RECORD EXTRACTS:
________
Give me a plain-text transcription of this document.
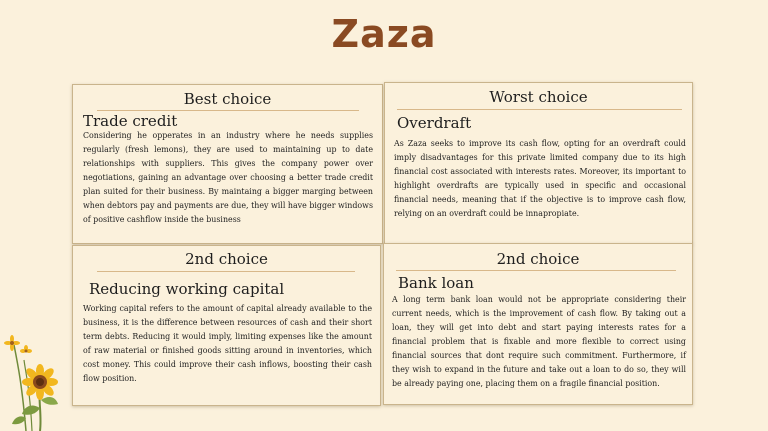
Zaza
Best choice
Trade credit
Considering he opperates in an industry where he needs supplies regularly (fresh lemons), they are used to maintaining up to date relationships with suppliers. This gives the company power over negotiations, gaining an advantage over choosing a better trade credit plan suited for their business. By maintaing a bigger marging between when debtors pay and payments are due, they will have bigger windows of positive cashflow inside the business
Worst choice
Overdraft
As Zaza seeks to improve its cash flow, opting for an overdraft could imply disadvantages for this private limited company due to its high financial cost associated with interests rates. Moreover, its important to highlight overdrafts are typically used in specific and occasional financial needs, meaning that if the objective is to improve cash flow, relying on an overdraft could be innapropiate.
2nd choice
Reducing working capital
Working capital refers to the amount of capital already available to the business, it is the difference between resources of cash and their short term debts. Reducing it would imply, limiting expenses like the amount of raw material or finished goods sitting around in inventories, which cost money. This could improve their cash inflows, boosting their cash flow position.
2nd choice
Bank loan
A long term bank loan would not be appropriate considering their current needs, which is the improvement of cash flow. By taking out a loan, they will get into debt and start paying interests rates for a financial problem that is fixable and more flexible to correct using financial sources that dont require such commitment. Furthermore, if they wish to expand in the future and take out a loan to do so, they will be already paying one, placing them on a fragile financial position.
________
TO BE DONE: Scan the records above and report how many lines include the word "needs", without any other text.

PROBLEM SOLUTION: 3